>> BEGIN DATA FOR THE TASK
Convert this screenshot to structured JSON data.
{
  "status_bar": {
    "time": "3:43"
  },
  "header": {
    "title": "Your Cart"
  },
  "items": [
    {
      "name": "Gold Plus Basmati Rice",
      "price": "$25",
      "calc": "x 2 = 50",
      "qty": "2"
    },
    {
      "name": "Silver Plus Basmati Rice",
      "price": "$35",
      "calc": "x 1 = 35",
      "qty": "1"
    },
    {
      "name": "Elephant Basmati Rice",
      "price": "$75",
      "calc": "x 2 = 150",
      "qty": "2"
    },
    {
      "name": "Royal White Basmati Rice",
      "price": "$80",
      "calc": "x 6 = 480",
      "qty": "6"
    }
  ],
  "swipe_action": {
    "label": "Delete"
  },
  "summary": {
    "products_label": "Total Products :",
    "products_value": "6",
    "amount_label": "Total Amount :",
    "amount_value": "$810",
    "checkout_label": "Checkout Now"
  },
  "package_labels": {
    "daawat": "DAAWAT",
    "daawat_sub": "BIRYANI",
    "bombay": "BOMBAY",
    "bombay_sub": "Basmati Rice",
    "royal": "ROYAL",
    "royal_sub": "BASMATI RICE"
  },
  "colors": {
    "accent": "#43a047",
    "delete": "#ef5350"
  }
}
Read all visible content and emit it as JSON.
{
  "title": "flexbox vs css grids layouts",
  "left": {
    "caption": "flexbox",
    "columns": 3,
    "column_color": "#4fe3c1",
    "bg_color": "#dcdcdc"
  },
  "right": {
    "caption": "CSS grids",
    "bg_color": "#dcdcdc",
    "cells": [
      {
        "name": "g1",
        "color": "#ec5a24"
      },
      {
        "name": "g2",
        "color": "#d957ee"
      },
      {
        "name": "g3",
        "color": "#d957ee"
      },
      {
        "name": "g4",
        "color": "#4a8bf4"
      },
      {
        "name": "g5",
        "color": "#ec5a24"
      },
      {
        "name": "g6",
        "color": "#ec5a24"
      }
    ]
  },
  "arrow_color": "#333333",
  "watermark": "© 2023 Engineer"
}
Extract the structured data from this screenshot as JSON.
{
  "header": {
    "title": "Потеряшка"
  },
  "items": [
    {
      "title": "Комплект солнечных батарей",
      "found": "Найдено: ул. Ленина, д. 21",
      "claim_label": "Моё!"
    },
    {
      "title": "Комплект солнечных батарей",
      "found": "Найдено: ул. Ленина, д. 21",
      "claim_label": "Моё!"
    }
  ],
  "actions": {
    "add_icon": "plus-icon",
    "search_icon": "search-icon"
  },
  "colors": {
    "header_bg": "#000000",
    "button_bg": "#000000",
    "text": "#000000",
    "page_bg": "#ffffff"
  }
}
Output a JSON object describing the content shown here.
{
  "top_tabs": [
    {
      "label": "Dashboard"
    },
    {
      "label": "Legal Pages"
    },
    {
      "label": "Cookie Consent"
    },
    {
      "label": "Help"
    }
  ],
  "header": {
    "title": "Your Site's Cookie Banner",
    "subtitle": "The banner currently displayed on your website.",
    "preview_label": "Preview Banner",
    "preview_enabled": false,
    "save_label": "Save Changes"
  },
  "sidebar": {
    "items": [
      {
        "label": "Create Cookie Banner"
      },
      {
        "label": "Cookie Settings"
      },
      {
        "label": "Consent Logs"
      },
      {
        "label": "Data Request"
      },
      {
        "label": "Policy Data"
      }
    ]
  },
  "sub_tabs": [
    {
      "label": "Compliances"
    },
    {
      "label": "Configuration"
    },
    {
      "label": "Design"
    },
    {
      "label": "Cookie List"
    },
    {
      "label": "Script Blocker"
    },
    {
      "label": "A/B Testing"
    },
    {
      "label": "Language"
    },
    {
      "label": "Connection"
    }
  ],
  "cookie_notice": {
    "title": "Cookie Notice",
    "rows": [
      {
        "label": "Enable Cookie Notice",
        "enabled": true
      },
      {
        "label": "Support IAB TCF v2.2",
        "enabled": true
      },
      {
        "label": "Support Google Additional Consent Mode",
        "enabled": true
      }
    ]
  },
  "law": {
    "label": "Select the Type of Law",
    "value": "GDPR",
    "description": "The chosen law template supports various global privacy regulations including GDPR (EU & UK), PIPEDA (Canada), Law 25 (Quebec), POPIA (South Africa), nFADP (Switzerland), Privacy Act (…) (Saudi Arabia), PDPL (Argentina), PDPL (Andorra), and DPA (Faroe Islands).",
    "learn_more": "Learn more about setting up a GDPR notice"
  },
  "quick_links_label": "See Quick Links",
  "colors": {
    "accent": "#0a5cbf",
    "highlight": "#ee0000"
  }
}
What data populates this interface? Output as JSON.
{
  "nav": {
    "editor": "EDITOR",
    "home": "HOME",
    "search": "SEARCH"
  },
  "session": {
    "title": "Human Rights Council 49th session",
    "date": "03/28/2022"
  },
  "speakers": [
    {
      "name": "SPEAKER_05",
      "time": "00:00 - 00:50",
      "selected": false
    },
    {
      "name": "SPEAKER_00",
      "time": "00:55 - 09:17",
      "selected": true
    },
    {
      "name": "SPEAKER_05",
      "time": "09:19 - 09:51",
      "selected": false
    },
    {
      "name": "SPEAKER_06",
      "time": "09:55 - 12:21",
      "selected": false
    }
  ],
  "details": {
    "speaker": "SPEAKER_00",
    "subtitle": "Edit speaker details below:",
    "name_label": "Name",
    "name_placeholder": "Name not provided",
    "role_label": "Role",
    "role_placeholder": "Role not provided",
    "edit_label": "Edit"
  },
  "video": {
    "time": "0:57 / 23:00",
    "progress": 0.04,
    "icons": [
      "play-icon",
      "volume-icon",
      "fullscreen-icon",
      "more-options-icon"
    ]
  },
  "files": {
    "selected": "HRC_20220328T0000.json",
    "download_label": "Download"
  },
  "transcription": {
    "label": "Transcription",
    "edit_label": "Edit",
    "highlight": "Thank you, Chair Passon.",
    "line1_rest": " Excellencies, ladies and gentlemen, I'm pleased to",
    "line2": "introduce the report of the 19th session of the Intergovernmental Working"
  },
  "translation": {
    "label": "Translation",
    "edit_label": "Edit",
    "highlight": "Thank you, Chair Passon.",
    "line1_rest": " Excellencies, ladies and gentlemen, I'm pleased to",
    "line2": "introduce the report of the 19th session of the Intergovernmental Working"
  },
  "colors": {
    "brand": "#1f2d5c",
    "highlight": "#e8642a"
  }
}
>> END DATA FOR THE TASK
- [EXERCISE OBJECTIVE]:
Print the material verbatim, all of it.

- [ANSWER]:
Convert this screenshot to structured JSON data.
{
  "status_bar": {
    "time": "3:43"
  },
  "header": {
    "title": "Your Cart"
  },
  "items": [
    {
      "name": "Gold Plus Basmati Rice",
      "price": "$25",
      "calc": "x 2 = 50",
      "qty": "2"
    },
    {
      "name": "Silver Plus Basmati Rice",
      "price": "$35",
      "calc": "x 1 = 35",
      "qty": "1"
    },
    {
      "name": "Elephant Basmati Rice",
      "price": "$75",
      "calc": "x 2 = 150",
      "qty": "2"
    },
    {
      "name": "Royal White Basmati Rice",
      "price": "$80",
      "calc": "x 6 = 480",
      "qty": "6"
    }
  ],
  "swipe_action": {
    "label": "Delete"
  },
  "summary": {
    "products_label": "Total Products :",
    "products_value": "6",
    "amount_label": "Total Amount :",
    "amount_value": "$810",
    "checkout_label": "Checkout Now"
  },
  "package_labels": {
    "daawat": "DAAWAT",
    "daawat_sub": "BIRYANI",
    "bombay": "BOMBAY",
    "bombay_sub": "Basmati Rice",
    "royal": "ROYAL",
    "royal_sub": "BASMATI RICE"
  },
  "colors": {
    "accent": "#43a047",
    "delete": "#ef5350"
  }
}
Read all visible content and emit it as JSON.
{
  "title": "flexbox vs css grids layouts",
  "left": {
    "caption": "flexbox",
    "columns": 3,
    "column_color": "#4fe3c1",
    "bg_color": "#dcdcdc"
  },
  "right": {
    "caption": "CSS grids",
    "bg_color": "#dcdcdc",
    "cells": [
      {
        "name": "g1",
        "color": "#ec5a24"
      },
      {
        "name": "g2",
        "color": "#d957ee"
      },
      {
        "name": "g3",
        "color": "#d957ee"
      },
      {
        "name": "g4",
        "color": "#4a8bf4"
      },
      {
        "name": "g5",
        "color": "#ec5a24"
      },
      {
        "name": "g6",
        "color": "#ec5a24"
      }
    ]
  },
  "arrow_color": "#333333",
  "watermark": "© 2023 Engineer"
}
Extract the structured data from this screenshot as JSON.
{
  "header": {
    "title": "Потеряшка"
  },
  "items": [
    {
      "title": "Комплект солнечных батарей",
      "found": "Найдено: ул. Ленина, д. 21",
      "claim_label": "Моё!"
    },
    {
      "title": "Комплект солнечных батарей",
      "found": "Найдено: ул. Ленина, д. 21",
      "claim_label": "Моё!"
    }
  ],
  "actions": {
    "add_icon": "plus-icon",
    "search_icon": "search-icon"
  },
  "colors": {
    "header_bg": "#000000",
    "button_bg": "#000000",
    "text": "#000000",
    "page_bg": "#ffffff"
  }
}
Output a JSON object describing the content shown here.
{
  "top_tabs": [
    {
      "label": "Dashboard"
    },
    {
      "label": "Legal Pages"
    },
    {
      "label": "Cookie Consent"
    },
    {
      "label": "Help"
    }
  ],
  "header": {
    "title": "Your Site's Cookie Banner",
    "subtitle": "The banner currently displayed on your website.",
    "preview_label": "Preview Banner",
    "preview_enabled": false,
    "save_label": "Save Changes"
  },
  "sidebar": {
    "items": [
      {
        "label": "Create Cookie Banner"
      },
      {
        "label": "Cookie Settings"
      },
      {
        "label": "Consent Logs"
      },
      {
        "label": "Data Request"
      },
      {
        "label": "Policy Data"
      }
    ]
  },
  "sub_tabs": [
    {
      "label": "Compliances"
    },
    {
      "label": "Configuration"
    },
    {
      "label": "Design"
    },
    {
      "label": "Cookie List"
    },
    {
      "label": "Script Blocker"
    },
    {
      "label": "A/B Testing"
    },
    {
      "label": "Language"
    },
    {
      "label": "Connection"
    }
  ],
  "cookie_notice": {
    "title": "Cookie Notice",
    "rows": [
      {
        "label": "Enable Cookie Notice",
        "enabled": true
      },
      {
        "label": "Support IAB TCF v2.2",
        "enabled": true
      },
      {
        "label": "Support Google Additional Consent Mode",
        "enabled": true
      }
    ]
  },
  "law": {
    "label": "Select the Type of Law",
    "value": "GDPR",
    "description": "The chosen law template supports various global privacy regulations including GDPR (EU & UK), PIPEDA (Canada), Law 25 (Quebec), POPIA (South Africa), nFADP (Switzerland), Privacy Act (…) (Saudi Arabia), PDPL (Argentina), PDPL (Andorra), and DPA (Faroe Islands).",
    "learn_more": "Learn more about setting up a GDPR notice"
  },
  "quick_links_label": "See Quick Links",
  "colors": {
    "accent": "#0a5cbf",
    "highlight": "#ee0000"
  }
}
What data populates this interface? Output as JSON.
{
  "nav": {
    "editor": "EDITOR",
    "home": "HOME",
    "search": "SEARCH"
  },
  "session": {
    "title": "Human Rights Council 49th session",
    "date": "03/28/2022"
  },
  "speakers": [
    {
      "name": "SPEAKER_05",
      "time": "00:00 - 00:50",
      "selected": false
    },
    {
      "name": "SPEAKER_00",
      "time": "00:55 - 09:17",
      "selected": true
    },
    {
      "name": "SPEAKER_05",
      "time": "09:19 - 09:51",
      "selected": false
    },
    {
      "name": "SPEAKER_06",
      "time": "09:55 - 12:21",
      "selected": false
    }
  ],
  "details": {
    "speaker": "SPEAKER_00",
    "subtitle": "Edit speaker details below:",
    "name_label": "Name",
    "name_placeholder": "Name not provided",
    "role_label": "Role",
    "role_placeholder": "Role not provided",
    "edit_label": "Edit"
  },
  "video": {
    "time": "0:57 / 23:00",
    "progress": 0.04,
    "icons": [
      "play-icon",
      "volume-icon",
      "fullscreen-icon",
      "more-options-icon"
    ]
  },
  "files": {
    "selected": "HRC_20220328T0000.json",
    "download_label": "Download"
  },
  "transcription": {
    "label": "Transcription",
    "edit_label": "Edit",
    "highlight": "Thank you, Chair Passon.",
    "line1_rest": " Excellencies, ladies and gentlemen, I'm pleased to",
    "line2": "introduce the report of the 19th session of the Intergovernmental Working"
  },
  "translation": {
    "label": "Translation",
    "edit_label": "Edit",
    "highlight": "Thank you, Chair Passon.",
    "line1_rest": " Excellencies, ladies and gentlemen, I'm pleased to",
    "line2": "introduce the report of the 19th session of the Intergovernmental Working"
  },
  "colors": {
    "brand": "#1f2d5c",
    "highlight": "#e8642a"
  }
}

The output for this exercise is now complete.